■ TASK DETAILS ■
Search the material below for the string "Unique" and extract each line that has it.

■ EXTRACTED RECORDS ■
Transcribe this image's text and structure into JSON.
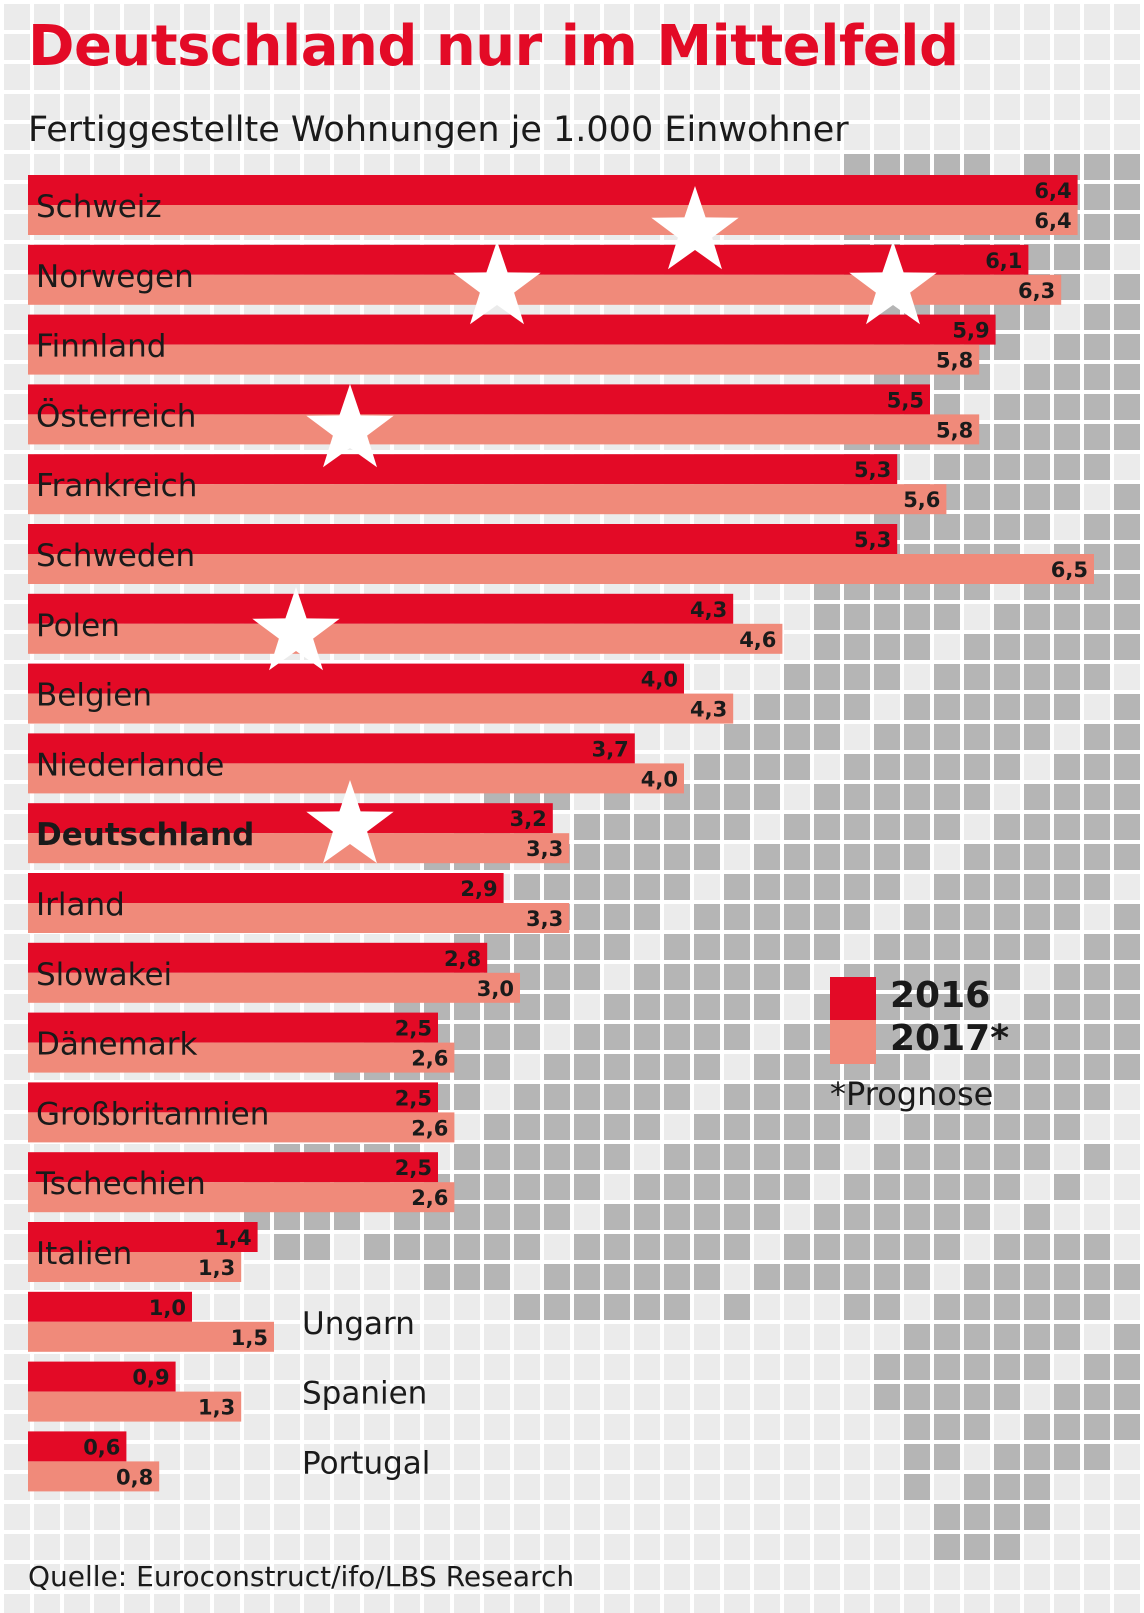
{
  "colors": {
    "series_2016": "#e30a26",
    "series_2017": "#f08a7a",
    "grid_tile_dark": "#b5b5b5",
    "grid_tile_light": "#ebebeb",
    "title": "#e30a26"
  },
  "chart_data": {
    "type": "bar",
    "orientation": "horizontal",
    "title": "Deutschland nur im Mittelfeld",
    "subtitle": "Fertiggestellte Wohnungen je 1.000 Einwohner",
    "categories": [
      "Schweiz",
      "Norwegen",
      "Finnland",
      "Österreich",
      "Frankreich",
      "Schweden",
      "Polen",
      "Belgien",
      "Niederlande",
      "Deutschland",
      "Irland",
      "Slowakei",
      "Dänemark",
      "Großbritannien",
      "Tschechien",
      "Italien",
      "Ungarn",
      "Spanien",
      "Portugal"
    ],
    "highlight_category": "Deutschland",
    "series": [
      {
        "name": "2016",
        "values": [
          6.4,
          6.1,
          5.9,
          5.5,
          5.3,
          5.3,
          4.3,
          4.0,
          3.7,
          3.2,
          2.9,
          2.8,
          2.5,
          2.5,
          2.5,
          1.4,
          1.0,
          0.9,
          0.6
        ],
        "labels": [
          "6,4",
          "6,1",
          "5,9",
          "5,5",
          "5,3",
          "5,3",
          "4,3",
          "4,0",
          "3,7",
          "3,2",
          "2,9",
          "2,8",
          "2,5",
          "2,5",
          "2,5",
          "1,4",
          "1,0",
          "0,9",
          "0,6"
        ]
      },
      {
        "name": "2017*",
        "values": [
          6.4,
          6.3,
          5.8,
          5.8,
          5.6,
          6.5,
          4.6,
          4.3,
          4.0,
          3.3,
          3.3,
          3.0,
          2.6,
          2.6,
          2.6,
          1.3,
          1.5,
          1.3,
          0.8
        ],
        "labels": [
          "6,4",
          "6,3",
          "5,8",
          "5,8",
          "5,6",
          "6,5",
          "4,6",
          "4,3",
          "4,0",
          "3,3",
          "3,3",
          "3,0",
          "2,6",
          "2,6",
          "2,6",
          "1,3",
          "1,5",
          "1,3",
          "0,8"
        ]
      }
    ],
    "xlim": [
      0,
      6.5
    ],
    "grid": false,
    "legend_position": "right",
    "legend": [
      "2016",
      "2017*"
    ],
    "legend_note": "*Prognose",
    "source": "Quelle: Euroconstruct/ifo/LBS Research"
  }
}
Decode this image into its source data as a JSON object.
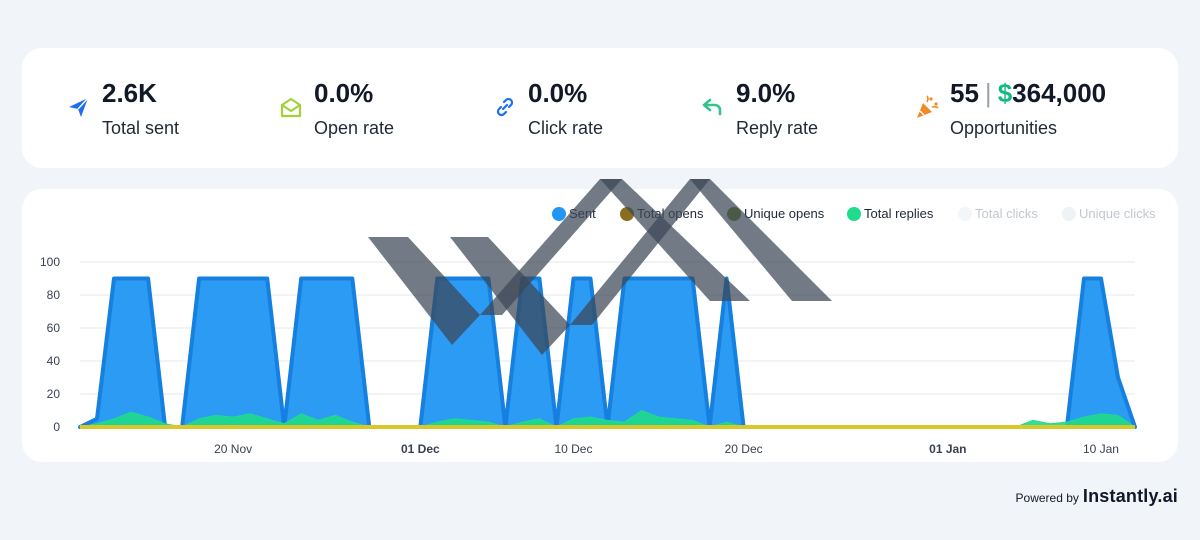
{
  "stats": [
    {
      "id": "sent",
      "value": "2.6K",
      "label": "Total sent",
      "icon": "paper-plane-icon",
      "color": "#1d6ef2"
    },
    {
      "id": "open",
      "value": "0.0%",
      "label": "Open rate",
      "icon": "envelope-open-icon",
      "color": "#a3d13a"
    },
    {
      "id": "click",
      "value": "0.0%",
      "label": "Click rate",
      "icon": "link-icon",
      "color": "#1d6ef2"
    },
    {
      "id": "reply",
      "value": "9.0%",
      "label": "Reply rate",
      "icon": "reply-arrow-icon",
      "color": "#34c48b"
    },
    {
      "id": "opp",
      "value": "55",
      "separator": "|",
      "dollar": "$",
      "amount": "364,000",
      "label": "Opportunities",
      "icon": "party-popper-icon",
      "color": "#f08a24"
    }
  ],
  "legend": [
    {
      "label": "Sent",
      "color": "#2196f3",
      "muted": false
    },
    {
      "label": "Total opens",
      "color": "#8a6d1f",
      "muted": false
    },
    {
      "label": "Unique opens",
      "color": "#6e8f1e",
      "muted": false
    },
    {
      "label": "Total replies",
      "color": "#1ddc8c",
      "muted": false
    },
    {
      "label": "Total clicks",
      "color": "#f3f6f8",
      "muted": true
    },
    {
      "label": "Unique clicks",
      "color": "#eef3f7",
      "muted": true
    }
  ],
  "chart_data": {
    "type": "area",
    "y_ticks": [
      0,
      20,
      40,
      60,
      80,
      100
    ],
    "ylim": [
      0,
      100
    ],
    "x_ticks": [
      {
        "label": "20 Nov",
        "day": 9,
        "bold": false
      },
      {
        "label": "01 Dec",
        "day": 20,
        "bold": true
      },
      {
        "label": "10 Dec",
        "day": 29,
        "bold": false
      },
      {
        "label": "20 Dec",
        "day": 39,
        "bold": false
      },
      {
        "label": "01 Jan",
        "day": 51,
        "bold": true
      },
      {
        "label": "10 Jan",
        "day": 60,
        "bold": false
      }
    ],
    "series": [
      {
        "name": "Sent",
        "color": "#2196f3",
        "points": [
          [
            0,
            0
          ],
          [
            1,
            5
          ],
          [
            2,
            90
          ],
          [
            3,
            90
          ],
          [
            4,
            90
          ],
          [
            5,
            0
          ],
          [
            6,
            0
          ],
          [
            7,
            90
          ],
          [
            8,
            90
          ],
          [
            9,
            90
          ],
          [
            10,
            90
          ],
          [
            11,
            90
          ],
          [
            12,
            0
          ],
          [
            13,
            90
          ],
          [
            14,
            90
          ],
          [
            15,
            90
          ],
          [
            16,
            90
          ],
          [
            17,
            0
          ],
          [
            18,
            0
          ],
          [
            19,
            0
          ],
          [
            20,
            0
          ],
          [
            21,
            90
          ],
          [
            22,
            90
          ],
          [
            23,
            90
          ],
          [
            24,
            90
          ],
          [
            25,
            0
          ],
          [
            26,
            90
          ],
          [
            27,
            90
          ],
          [
            28,
            0
          ],
          [
            29,
            90
          ],
          [
            30,
            90
          ],
          [
            31,
            0
          ],
          [
            32,
            90
          ],
          [
            33,
            90
          ],
          [
            34,
            90
          ],
          [
            35,
            90
          ],
          [
            36,
            90
          ],
          [
            37,
            0
          ],
          [
            38,
            90
          ],
          [
            39,
            0
          ],
          [
            40,
            0
          ],
          [
            45,
            0
          ],
          [
            50,
            0
          ],
          [
            55,
            0
          ],
          [
            58,
            0
          ],
          [
            59,
            90
          ],
          [
            60,
            90
          ],
          [
            61,
            30
          ],
          [
            62,
            0
          ]
        ]
      },
      {
        "name": "Total replies",
        "color": "#1ddc8c",
        "points": [
          [
            0,
            0
          ],
          [
            1,
            2
          ],
          [
            2,
            5
          ],
          [
            3,
            9
          ],
          [
            4,
            6
          ],
          [
            5,
            2
          ],
          [
            6,
            0
          ],
          [
            7,
            5
          ],
          [
            8,
            7
          ],
          [
            9,
            6
          ],
          [
            10,
            8
          ],
          [
            11,
            5
          ],
          [
            12,
            2
          ],
          [
            13,
            8
          ],
          [
            14,
            4
          ],
          [
            15,
            7
          ],
          [
            16,
            3
          ],
          [
            17,
            0
          ],
          [
            20,
            0
          ],
          [
            21,
            3
          ],
          [
            22,
            5
          ],
          [
            23,
            4
          ],
          [
            24,
            3
          ],
          [
            25,
            0
          ],
          [
            26,
            3
          ],
          [
            27,
            5
          ],
          [
            28,
            0
          ],
          [
            29,
            5
          ],
          [
            30,
            6
          ],
          [
            31,
            4
          ],
          [
            32,
            3
          ],
          [
            33,
            10
          ],
          [
            34,
            6
          ],
          [
            35,
            5
          ],
          [
            36,
            4
          ],
          [
            37,
            0
          ],
          [
            38,
            3
          ],
          [
            39,
            0
          ],
          [
            55,
            0
          ],
          [
            56,
            4
          ],
          [
            57,
            2
          ],
          [
            58,
            3
          ],
          [
            59,
            6
          ],
          [
            60,
            8
          ],
          [
            61,
            7
          ],
          [
            62,
            0
          ]
        ]
      }
    ],
    "x_range": [
      0,
      62
    ]
  },
  "footer": {
    "powered_by": "Powered by",
    "brand": "Instantly.ai"
  }
}
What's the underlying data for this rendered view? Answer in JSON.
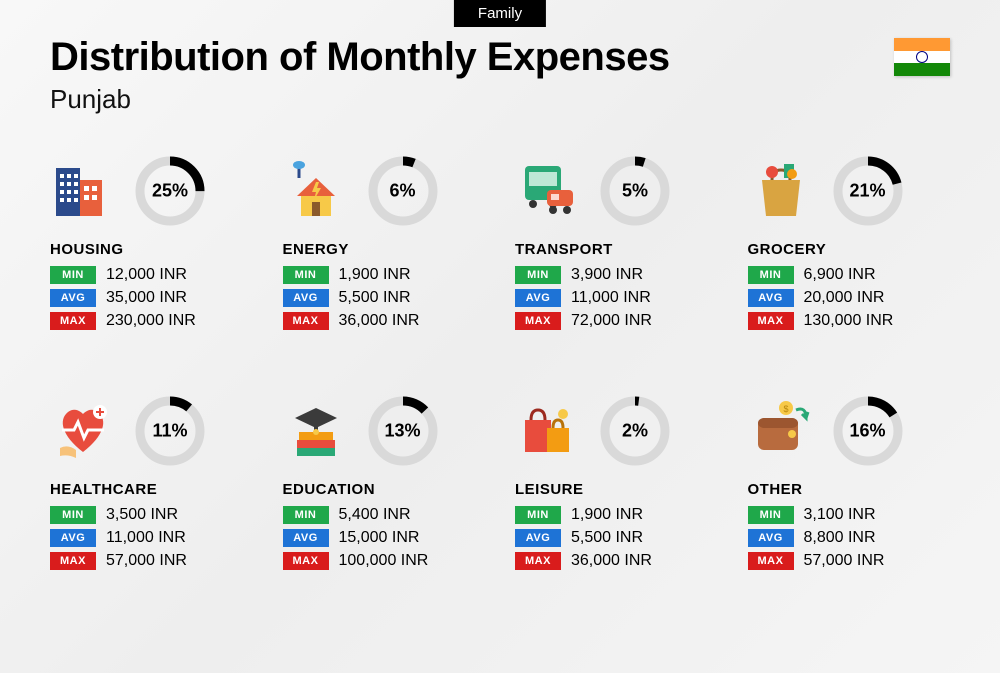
{
  "tag": "Family",
  "title": "Distribution of Monthly Expenses",
  "subtitle": "Punjab",
  "flag": {
    "top_color": "#FF9933",
    "middle_color": "#ffffff",
    "bottom_color": "#138808"
  },
  "badge_colors": {
    "min": "#1fa84a",
    "avg": "#1e73d6",
    "max": "#d91c1c"
  },
  "badge_labels": {
    "min": "MIN",
    "avg": "AVG",
    "max": "MAX"
  },
  "donut": {
    "track_color": "#d9d9d9",
    "fill_color": "#000000",
    "stroke_width": 9
  },
  "currency_suffix": " INR",
  "categories": [
    {
      "key": "housing",
      "name": "HOUSING",
      "percent": 25,
      "min": "12,000",
      "avg": "35,000",
      "max": "230,000",
      "icon": "housing-icon"
    },
    {
      "key": "energy",
      "name": "ENERGY",
      "percent": 6,
      "min": "1,900",
      "avg": "5,500",
      "max": "36,000",
      "icon": "energy-icon"
    },
    {
      "key": "transport",
      "name": "TRANSPORT",
      "percent": 5,
      "min": "3,900",
      "avg": "11,000",
      "max": "72,000",
      "icon": "transport-icon"
    },
    {
      "key": "grocery",
      "name": "GROCERY",
      "percent": 21,
      "min": "6,900",
      "avg": "20,000",
      "max": "130,000",
      "icon": "grocery-icon"
    },
    {
      "key": "healthcare",
      "name": "HEALTHCARE",
      "percent": 11,
      "min": "3,500",
      "avg": "11,000",
      "max": "57,000",
      "icon": "healthcare-icon"
    },
    {
      "key": "education",
      "name": "EDUCATION",
      "percent": 13,
      "min": "5,400",
      "avg": "15,000",
      "max": "100,000",
      "icon": "education-icon"
    },
    {
      "key": "leisure",
      "name": "LEISURE",
      "percent": 2,
      "min": "1,900",
      "avg": "5,500",
      "max": "36,000",
      "icon": "leisure-icon"
    },
    {
      "key": "other",
      "name": "OTHER",
      "percent": 16,
      "min": "3,100",
      "avg": "8,800",
      "max": "57,000",
      "icon": "other-icon"
    }
  ]
}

■ SOLUTION TO THE EXERCISE ■
      "label": "Unique opens",
      "label": "Unique clicks",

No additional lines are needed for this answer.